#### WHAT IS EXPECTED:
Collect the lines of the entries where "with" shows up.

Saved entries

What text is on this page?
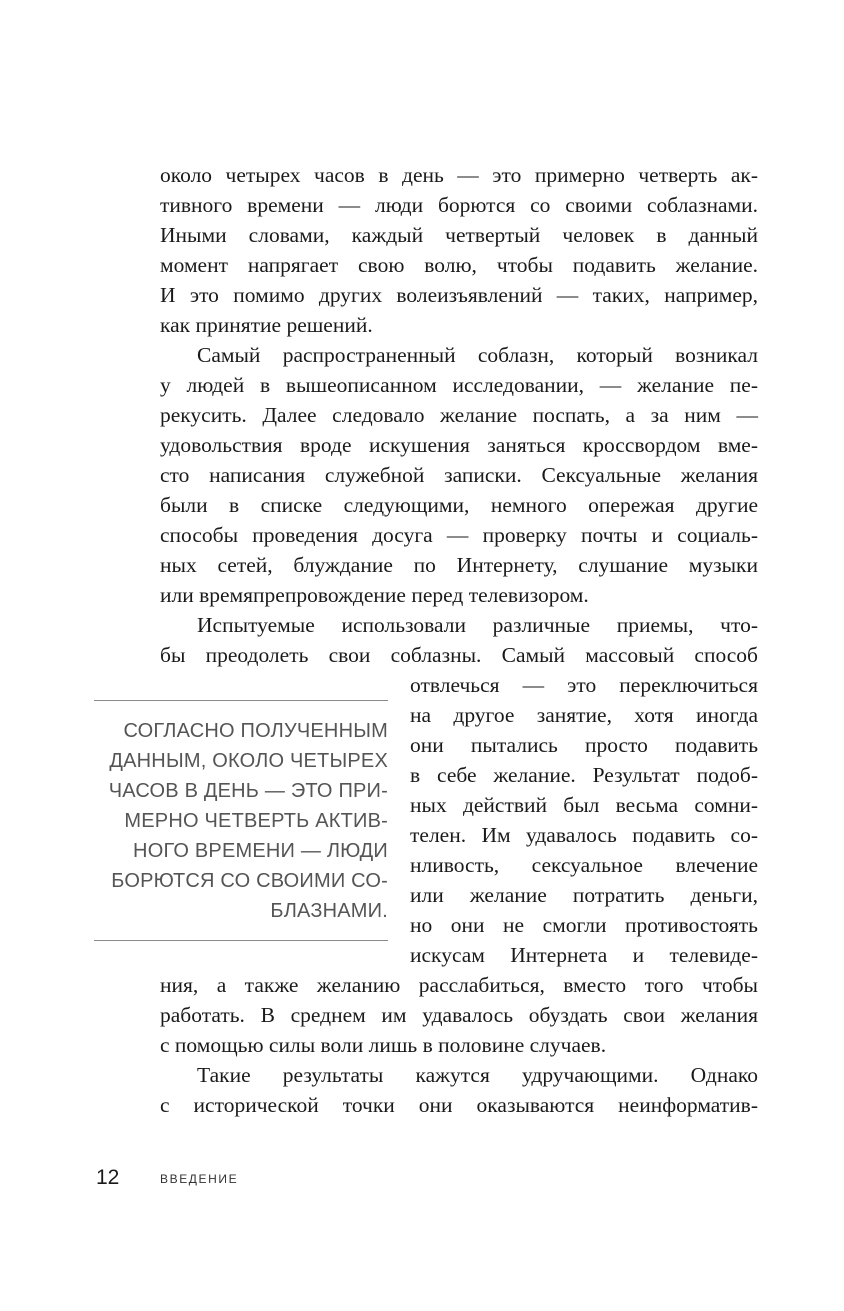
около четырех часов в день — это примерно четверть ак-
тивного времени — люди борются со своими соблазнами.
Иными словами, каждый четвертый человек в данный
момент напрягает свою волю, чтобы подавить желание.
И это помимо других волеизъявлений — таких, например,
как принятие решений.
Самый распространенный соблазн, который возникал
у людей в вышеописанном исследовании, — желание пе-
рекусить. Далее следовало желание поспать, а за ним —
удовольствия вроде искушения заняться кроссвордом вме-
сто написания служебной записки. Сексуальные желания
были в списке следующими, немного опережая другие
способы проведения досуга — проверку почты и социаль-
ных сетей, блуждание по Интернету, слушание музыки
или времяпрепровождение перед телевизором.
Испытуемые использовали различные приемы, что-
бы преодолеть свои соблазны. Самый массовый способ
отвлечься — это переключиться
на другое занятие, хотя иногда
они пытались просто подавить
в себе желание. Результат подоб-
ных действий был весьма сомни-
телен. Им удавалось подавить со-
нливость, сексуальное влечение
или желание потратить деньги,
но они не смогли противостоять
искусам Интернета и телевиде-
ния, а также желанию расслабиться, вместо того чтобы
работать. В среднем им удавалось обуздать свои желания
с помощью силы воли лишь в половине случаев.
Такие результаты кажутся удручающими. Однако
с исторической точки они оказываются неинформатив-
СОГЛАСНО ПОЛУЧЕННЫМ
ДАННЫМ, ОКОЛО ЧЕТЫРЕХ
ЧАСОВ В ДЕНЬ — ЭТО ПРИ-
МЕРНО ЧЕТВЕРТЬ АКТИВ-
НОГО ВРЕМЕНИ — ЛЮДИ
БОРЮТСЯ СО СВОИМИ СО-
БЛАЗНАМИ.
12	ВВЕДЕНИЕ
==
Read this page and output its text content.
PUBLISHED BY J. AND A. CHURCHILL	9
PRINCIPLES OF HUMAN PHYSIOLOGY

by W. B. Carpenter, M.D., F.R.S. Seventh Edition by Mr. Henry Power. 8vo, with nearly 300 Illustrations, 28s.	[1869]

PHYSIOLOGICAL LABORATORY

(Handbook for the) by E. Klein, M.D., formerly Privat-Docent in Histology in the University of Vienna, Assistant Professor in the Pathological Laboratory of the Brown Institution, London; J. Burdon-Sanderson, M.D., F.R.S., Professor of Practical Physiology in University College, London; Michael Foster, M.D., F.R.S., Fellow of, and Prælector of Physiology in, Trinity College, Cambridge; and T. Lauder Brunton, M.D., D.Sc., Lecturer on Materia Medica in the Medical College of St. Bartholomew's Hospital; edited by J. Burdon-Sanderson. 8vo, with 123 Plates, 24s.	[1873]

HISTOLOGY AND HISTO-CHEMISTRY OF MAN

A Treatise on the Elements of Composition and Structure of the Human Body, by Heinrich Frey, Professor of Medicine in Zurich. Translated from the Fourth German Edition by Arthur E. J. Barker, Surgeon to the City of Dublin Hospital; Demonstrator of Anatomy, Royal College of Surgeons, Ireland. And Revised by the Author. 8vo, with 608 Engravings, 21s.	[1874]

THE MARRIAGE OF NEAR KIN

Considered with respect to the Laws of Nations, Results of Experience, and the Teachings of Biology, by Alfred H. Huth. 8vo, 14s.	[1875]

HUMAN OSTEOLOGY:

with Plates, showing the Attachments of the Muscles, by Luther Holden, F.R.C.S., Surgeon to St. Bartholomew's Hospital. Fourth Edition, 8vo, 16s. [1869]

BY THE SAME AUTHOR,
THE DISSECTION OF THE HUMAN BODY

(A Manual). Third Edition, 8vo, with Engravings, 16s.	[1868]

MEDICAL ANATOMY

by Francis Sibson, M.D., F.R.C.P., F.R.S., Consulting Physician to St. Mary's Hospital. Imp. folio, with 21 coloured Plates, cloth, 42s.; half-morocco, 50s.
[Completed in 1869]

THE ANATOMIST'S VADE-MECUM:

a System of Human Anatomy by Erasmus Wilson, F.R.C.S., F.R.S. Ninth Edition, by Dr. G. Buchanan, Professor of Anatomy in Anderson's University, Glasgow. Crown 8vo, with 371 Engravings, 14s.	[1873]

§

#### CORRECT RESPONSE:
by W. B. Carpenter, M.D., F.R.S. Seventh Edition by Mr. Henry Power. 8vo, with nearly 300 Illustrations, 28s.	[1869]
(Handbook for the) by E. Klein, M.D., formerly Privat-Docent in Histology in the University of Vienna, Assistant Professor in the Pathological Laboratory of the Brown Institution, London; J. Burdon-Sanderson, M.D., F.R.S., Professor of Practical Physiology in University College, London; Michael Foster, M.D., F.R.S., Fellow of, and Prælector of Physiology in, Trinity College, Cambridge; and T. Lauder Brunton, M.D., D.Sc., Lecturer on Materia Medica in the Medical College of St. Bartholomew's Hospital; edited by J. Burdon-Sanderson. 8vo, with 123 Plates, 24s.	[1873]
A Treatise on the Elements of Composition and Structure of the Human Body, by Heinrich Frey, Professor of Medicine in Zurich. Translated from the Fourth German Edition by Arthur E. J. Barker, Surgeon to the City of Dublin Hospital; Demonstrator of Anatomy, Royal College of Surgeons, Ireland. And Revised by the Author. 8vo, with 608 Engravings, 21s.	[1874]
Considered with respect to the Laws of Nations, Results of Experience, and the Teachings of Biology, by Alfred H. Huth. 8vo, 14s.	[1875]
with Plates, showing the Attachments of the Muscles, by Luther Holden, F.R.C.S., Surgeon to St. Bartholomew's Hospital. Fourth Edition, 8vo, 16s. [1869]
(A Manual). Third Edition, 8vo, with Engravings, 16s.	[1868]
by Francis Sibson, M.D., F.R.C.P., F.R.S., Consulting Physician to St. Mary's Hospital. Imp. folio, with 21 coloured Plates, cloth, 42s.; half-morocco, 50s.
a System of Human Anatomy by Erasmus Wilson, F.R.C.S., F.R.S. Ninth Edition, by Dr. G. Buchanan, Professor of Anatomy in Anderson's University, Glasgow. Crown 8vo, with 371 Engravings, 14s.	[1873]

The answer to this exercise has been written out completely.